══ RECORDS SUPPLIED ══

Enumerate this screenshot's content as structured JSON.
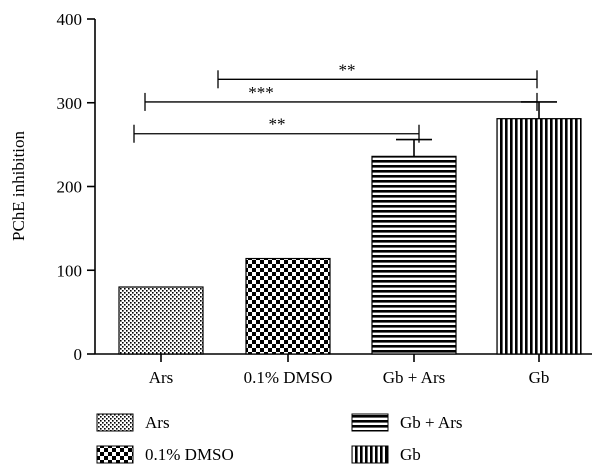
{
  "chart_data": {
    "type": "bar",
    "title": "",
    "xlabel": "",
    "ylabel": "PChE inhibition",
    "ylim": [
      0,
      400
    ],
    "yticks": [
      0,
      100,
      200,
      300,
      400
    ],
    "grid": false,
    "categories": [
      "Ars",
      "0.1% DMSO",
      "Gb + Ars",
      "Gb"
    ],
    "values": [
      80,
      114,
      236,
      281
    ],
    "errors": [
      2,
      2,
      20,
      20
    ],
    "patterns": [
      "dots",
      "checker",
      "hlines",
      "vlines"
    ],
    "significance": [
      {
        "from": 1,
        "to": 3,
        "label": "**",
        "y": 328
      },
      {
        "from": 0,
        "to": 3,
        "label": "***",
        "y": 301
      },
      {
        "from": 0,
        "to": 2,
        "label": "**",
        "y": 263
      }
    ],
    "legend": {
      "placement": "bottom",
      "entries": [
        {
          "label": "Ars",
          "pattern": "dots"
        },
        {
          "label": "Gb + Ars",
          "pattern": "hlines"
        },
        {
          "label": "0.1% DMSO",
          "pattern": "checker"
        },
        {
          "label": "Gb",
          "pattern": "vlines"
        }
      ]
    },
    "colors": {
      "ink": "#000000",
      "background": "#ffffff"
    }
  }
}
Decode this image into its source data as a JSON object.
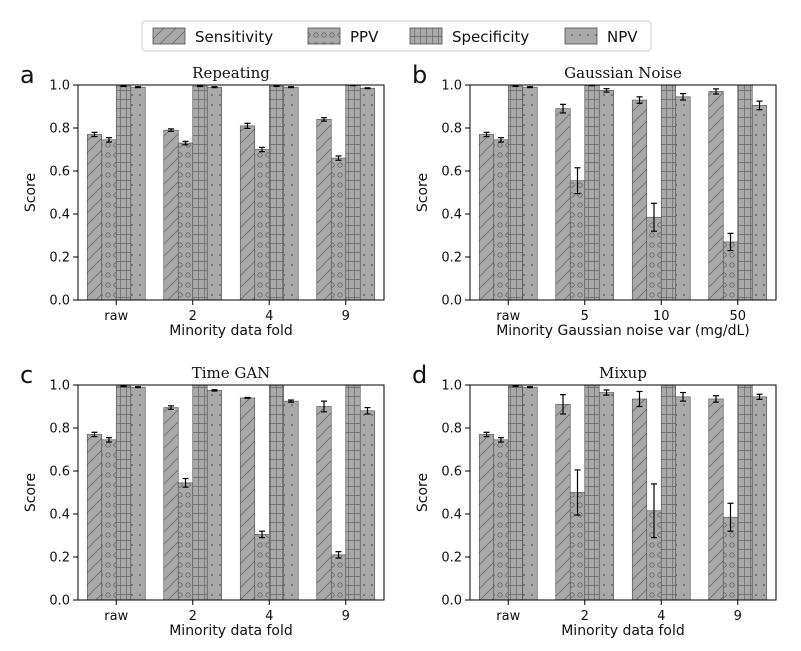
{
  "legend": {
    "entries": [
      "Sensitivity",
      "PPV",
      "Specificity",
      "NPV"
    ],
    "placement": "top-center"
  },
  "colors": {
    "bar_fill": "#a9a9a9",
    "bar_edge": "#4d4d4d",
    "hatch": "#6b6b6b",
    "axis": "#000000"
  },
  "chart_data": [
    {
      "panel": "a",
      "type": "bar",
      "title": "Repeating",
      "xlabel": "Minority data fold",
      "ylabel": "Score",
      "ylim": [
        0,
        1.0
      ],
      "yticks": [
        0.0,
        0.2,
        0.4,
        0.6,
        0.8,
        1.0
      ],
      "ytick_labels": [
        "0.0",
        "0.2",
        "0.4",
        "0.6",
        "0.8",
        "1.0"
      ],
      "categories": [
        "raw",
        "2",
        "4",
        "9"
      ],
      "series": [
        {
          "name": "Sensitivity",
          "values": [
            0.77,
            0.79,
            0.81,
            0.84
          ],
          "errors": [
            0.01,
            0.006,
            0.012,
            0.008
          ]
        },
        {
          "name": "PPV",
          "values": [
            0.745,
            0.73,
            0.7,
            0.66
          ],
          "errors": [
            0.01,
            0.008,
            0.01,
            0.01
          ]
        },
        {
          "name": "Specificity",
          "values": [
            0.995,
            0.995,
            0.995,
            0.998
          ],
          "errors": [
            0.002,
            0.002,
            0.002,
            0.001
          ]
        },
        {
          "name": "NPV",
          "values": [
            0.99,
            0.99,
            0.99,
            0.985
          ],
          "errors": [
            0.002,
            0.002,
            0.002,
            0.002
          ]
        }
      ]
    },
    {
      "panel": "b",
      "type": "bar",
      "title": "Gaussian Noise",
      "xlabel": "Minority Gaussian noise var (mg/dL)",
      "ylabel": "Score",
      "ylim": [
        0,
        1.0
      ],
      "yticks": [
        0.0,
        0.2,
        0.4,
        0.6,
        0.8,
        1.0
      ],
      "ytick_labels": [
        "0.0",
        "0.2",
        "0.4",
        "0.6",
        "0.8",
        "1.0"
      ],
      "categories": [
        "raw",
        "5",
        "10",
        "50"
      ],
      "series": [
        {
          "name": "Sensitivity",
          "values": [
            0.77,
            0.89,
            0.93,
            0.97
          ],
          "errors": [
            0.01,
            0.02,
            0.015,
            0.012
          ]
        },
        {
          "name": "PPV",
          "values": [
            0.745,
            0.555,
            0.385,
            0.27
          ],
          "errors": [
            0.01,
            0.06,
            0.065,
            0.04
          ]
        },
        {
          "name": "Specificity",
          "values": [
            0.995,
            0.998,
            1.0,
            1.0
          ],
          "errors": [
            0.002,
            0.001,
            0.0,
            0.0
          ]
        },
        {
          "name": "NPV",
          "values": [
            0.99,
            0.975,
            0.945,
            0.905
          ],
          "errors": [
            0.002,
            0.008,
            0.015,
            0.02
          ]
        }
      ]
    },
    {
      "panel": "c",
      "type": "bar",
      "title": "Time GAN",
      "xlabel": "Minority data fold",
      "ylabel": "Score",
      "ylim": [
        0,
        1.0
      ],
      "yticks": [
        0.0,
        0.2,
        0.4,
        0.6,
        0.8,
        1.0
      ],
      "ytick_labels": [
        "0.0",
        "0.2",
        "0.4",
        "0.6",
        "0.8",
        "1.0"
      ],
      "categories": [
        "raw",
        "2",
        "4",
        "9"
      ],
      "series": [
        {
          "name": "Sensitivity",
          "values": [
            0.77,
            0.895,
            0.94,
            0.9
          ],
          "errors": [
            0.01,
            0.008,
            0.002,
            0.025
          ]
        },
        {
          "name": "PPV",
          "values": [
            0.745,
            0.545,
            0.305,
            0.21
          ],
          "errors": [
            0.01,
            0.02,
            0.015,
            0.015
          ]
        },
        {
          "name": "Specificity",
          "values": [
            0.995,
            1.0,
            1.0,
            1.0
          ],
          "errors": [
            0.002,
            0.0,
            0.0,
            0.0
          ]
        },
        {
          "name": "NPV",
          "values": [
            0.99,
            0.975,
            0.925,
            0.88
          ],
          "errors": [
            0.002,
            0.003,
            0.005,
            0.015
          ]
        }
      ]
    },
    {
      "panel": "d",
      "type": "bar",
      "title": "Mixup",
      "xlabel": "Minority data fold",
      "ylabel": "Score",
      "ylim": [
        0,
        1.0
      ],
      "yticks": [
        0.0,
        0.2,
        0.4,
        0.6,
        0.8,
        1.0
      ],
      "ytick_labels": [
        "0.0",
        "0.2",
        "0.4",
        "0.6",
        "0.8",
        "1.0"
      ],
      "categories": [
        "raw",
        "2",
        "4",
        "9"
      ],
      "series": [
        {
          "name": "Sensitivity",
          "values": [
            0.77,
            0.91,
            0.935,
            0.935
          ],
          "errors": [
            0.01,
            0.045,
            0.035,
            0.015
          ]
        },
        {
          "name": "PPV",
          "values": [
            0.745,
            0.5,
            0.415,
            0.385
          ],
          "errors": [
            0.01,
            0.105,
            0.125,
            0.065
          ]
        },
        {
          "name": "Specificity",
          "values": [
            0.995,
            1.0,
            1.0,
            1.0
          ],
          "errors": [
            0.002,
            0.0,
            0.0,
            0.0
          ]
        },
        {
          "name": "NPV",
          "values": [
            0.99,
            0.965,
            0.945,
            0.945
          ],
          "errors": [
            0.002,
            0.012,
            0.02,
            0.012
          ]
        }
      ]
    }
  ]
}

═══
══ RECORDS SUPPLIED ══

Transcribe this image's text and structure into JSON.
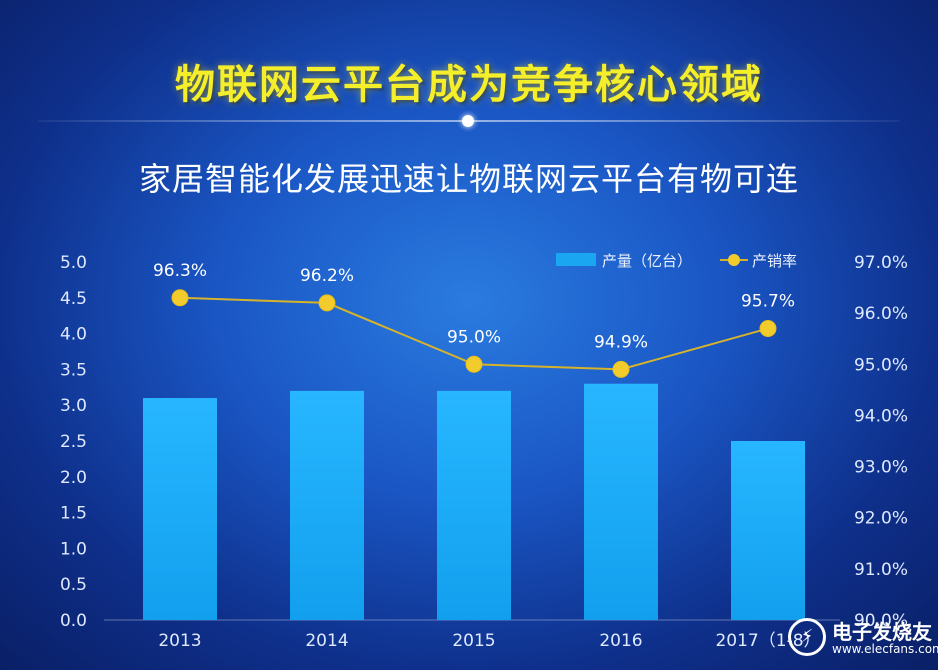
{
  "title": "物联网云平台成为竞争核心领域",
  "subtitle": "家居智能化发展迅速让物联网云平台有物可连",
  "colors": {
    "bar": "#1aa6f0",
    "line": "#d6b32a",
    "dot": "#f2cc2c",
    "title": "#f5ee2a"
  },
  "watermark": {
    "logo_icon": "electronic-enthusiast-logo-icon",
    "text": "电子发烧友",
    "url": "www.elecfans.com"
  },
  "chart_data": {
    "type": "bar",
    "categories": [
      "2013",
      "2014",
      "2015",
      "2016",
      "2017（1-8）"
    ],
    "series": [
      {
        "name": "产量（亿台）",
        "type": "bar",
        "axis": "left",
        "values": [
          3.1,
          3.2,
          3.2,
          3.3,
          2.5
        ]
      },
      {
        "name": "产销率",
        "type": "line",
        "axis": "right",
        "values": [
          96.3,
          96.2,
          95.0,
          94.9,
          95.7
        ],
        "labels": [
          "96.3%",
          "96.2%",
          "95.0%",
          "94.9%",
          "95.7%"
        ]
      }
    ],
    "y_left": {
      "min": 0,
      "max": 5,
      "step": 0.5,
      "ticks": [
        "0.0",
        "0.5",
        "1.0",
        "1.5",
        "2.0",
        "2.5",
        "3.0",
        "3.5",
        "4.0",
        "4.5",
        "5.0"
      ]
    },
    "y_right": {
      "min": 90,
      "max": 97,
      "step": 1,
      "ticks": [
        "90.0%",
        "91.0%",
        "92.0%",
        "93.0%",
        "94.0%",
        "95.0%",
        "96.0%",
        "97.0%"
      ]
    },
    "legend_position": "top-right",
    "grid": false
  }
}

═══
══ RECORDS SUPPLIED ══

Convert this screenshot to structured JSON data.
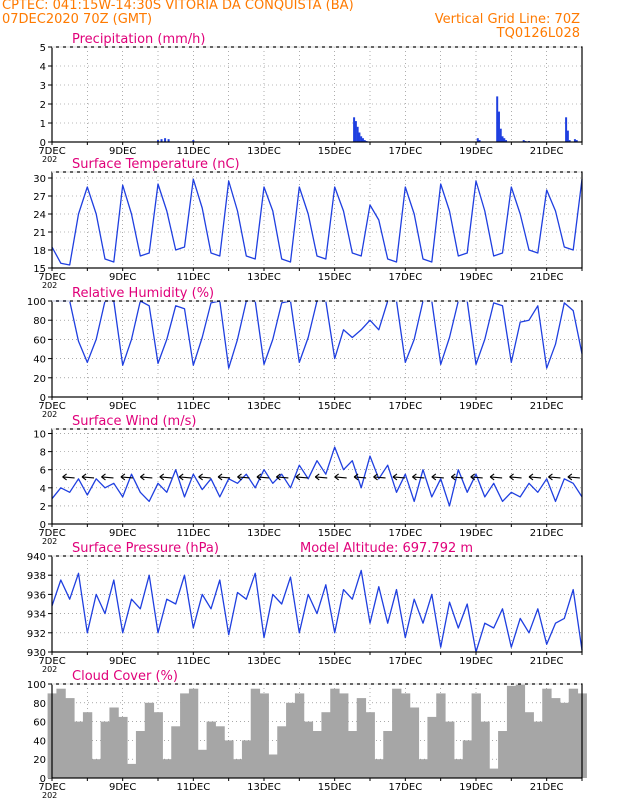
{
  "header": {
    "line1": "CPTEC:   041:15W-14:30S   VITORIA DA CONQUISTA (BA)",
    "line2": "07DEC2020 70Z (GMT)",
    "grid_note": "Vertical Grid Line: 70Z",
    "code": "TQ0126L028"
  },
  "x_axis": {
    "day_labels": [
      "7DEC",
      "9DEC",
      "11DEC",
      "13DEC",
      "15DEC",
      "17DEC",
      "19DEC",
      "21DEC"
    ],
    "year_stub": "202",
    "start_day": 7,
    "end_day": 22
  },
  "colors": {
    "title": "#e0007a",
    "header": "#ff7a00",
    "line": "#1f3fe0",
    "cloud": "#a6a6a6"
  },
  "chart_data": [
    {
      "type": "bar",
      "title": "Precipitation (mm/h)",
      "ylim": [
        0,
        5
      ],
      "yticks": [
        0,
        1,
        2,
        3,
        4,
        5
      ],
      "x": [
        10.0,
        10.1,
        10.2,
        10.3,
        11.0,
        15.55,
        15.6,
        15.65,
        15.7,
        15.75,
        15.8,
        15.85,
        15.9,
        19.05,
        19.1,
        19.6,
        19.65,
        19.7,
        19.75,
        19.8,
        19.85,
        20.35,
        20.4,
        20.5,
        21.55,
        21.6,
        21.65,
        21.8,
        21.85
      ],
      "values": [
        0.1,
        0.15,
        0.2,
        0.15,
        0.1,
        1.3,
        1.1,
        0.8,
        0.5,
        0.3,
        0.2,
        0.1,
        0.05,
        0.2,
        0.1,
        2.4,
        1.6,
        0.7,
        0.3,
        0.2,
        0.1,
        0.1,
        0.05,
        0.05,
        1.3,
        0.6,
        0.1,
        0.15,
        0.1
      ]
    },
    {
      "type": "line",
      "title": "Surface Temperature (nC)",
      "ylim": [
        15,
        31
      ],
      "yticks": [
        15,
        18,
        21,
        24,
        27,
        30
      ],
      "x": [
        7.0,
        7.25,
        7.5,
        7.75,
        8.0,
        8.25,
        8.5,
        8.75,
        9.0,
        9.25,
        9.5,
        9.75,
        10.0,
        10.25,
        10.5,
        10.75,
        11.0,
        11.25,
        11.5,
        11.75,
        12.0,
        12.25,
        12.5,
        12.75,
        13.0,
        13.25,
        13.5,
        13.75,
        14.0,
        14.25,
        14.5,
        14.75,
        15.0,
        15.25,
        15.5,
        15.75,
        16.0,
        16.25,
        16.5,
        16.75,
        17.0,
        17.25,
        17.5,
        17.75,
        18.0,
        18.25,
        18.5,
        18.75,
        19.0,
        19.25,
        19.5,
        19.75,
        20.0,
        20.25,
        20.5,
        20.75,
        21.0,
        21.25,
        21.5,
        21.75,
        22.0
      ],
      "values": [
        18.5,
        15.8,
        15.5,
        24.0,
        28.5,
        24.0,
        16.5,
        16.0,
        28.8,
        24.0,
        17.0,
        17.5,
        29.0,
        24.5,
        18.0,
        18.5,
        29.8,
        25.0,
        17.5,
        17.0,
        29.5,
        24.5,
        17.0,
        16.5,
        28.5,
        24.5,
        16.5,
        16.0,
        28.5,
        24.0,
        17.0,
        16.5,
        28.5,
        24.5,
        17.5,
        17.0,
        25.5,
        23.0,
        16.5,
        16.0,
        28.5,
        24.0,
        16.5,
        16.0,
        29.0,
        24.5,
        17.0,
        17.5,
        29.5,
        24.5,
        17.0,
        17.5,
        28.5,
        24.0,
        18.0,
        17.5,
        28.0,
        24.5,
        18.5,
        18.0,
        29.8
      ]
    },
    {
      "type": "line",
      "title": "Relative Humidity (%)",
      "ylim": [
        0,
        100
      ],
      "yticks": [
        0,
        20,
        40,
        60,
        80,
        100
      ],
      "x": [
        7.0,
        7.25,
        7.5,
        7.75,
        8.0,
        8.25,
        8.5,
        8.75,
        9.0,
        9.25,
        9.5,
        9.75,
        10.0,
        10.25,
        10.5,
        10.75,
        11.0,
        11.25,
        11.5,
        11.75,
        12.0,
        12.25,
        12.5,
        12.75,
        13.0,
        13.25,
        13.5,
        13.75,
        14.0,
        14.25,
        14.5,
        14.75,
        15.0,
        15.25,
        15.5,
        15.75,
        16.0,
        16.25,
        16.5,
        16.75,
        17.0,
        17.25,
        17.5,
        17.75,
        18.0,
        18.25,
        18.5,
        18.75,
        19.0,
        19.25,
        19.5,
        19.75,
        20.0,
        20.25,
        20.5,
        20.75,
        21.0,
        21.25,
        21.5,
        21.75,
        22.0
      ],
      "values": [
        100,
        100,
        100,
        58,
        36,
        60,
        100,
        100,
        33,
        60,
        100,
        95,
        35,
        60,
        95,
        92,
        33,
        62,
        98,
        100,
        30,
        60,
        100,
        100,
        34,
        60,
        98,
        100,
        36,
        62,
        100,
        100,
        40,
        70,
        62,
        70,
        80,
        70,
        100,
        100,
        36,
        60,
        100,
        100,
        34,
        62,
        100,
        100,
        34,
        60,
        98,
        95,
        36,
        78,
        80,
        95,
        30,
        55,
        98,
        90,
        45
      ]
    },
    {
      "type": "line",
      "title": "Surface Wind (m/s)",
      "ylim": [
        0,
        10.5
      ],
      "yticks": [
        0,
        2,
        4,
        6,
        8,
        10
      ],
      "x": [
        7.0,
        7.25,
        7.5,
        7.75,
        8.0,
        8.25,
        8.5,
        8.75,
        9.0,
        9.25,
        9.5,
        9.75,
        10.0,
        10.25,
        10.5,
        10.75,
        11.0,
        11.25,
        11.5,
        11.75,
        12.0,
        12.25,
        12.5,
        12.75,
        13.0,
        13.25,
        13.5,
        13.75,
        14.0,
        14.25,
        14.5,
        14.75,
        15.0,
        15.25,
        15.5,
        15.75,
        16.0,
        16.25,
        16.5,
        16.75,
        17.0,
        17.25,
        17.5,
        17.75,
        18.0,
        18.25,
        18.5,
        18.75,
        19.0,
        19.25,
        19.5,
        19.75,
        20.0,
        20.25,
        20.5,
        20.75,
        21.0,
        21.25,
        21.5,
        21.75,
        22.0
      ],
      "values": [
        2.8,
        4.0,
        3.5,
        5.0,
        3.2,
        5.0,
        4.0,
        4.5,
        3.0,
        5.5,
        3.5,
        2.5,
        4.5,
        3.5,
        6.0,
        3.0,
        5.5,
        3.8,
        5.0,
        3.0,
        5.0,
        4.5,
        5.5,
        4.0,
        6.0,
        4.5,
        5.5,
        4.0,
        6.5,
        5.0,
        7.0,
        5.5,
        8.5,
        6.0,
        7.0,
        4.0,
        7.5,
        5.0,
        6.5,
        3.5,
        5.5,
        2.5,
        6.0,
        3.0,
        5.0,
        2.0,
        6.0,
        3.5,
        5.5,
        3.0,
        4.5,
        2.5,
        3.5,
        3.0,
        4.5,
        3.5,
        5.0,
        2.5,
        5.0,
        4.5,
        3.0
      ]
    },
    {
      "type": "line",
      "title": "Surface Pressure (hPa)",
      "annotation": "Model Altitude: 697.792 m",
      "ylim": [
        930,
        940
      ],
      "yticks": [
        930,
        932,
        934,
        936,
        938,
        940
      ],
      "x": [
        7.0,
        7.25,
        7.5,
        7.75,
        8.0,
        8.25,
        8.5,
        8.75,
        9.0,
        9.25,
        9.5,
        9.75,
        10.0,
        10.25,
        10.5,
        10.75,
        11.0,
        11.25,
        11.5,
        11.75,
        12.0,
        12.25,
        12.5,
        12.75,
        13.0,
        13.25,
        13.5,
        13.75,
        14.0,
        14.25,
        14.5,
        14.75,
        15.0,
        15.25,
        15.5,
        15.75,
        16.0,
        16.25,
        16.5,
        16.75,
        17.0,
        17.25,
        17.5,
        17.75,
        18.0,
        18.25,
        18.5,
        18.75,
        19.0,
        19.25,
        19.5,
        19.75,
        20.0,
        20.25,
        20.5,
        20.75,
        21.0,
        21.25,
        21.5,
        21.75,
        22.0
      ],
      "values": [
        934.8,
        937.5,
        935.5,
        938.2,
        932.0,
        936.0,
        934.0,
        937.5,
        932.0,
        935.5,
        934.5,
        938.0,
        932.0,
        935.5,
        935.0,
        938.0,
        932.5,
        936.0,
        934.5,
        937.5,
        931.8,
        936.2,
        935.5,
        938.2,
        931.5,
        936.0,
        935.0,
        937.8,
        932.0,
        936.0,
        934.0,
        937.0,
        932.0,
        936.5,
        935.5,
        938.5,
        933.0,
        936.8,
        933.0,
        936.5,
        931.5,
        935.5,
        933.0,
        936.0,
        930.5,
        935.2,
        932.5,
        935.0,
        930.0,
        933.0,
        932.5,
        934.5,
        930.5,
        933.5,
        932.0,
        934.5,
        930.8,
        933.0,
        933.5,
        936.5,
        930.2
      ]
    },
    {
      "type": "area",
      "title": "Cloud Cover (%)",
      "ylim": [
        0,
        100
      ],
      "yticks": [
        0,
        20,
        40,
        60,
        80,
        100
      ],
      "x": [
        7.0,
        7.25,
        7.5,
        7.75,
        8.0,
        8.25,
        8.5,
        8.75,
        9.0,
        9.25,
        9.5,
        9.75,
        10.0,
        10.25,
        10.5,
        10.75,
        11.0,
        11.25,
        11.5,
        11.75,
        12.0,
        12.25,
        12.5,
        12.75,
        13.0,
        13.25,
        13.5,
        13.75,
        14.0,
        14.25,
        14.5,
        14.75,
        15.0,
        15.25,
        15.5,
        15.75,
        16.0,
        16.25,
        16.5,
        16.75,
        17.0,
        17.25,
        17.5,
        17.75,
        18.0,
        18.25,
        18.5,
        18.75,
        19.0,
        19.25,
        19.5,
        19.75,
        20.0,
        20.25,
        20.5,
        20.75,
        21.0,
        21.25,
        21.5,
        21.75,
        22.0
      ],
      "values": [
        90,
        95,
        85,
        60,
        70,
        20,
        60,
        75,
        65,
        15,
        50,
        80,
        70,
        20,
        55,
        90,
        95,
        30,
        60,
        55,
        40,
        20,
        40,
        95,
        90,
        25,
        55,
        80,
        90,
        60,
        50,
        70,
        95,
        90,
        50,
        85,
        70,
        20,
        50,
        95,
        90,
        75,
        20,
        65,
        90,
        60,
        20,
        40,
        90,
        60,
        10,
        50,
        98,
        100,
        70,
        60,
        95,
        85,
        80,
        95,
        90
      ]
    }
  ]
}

═══

INSTRUCTIONS TO FOLLOW
In the listing above, find each line with the word "image" and copy it.

RESULT OF THE TASK
Decode this image into its source data as a JSON object.
Transcribe this image's text and structure into JSON.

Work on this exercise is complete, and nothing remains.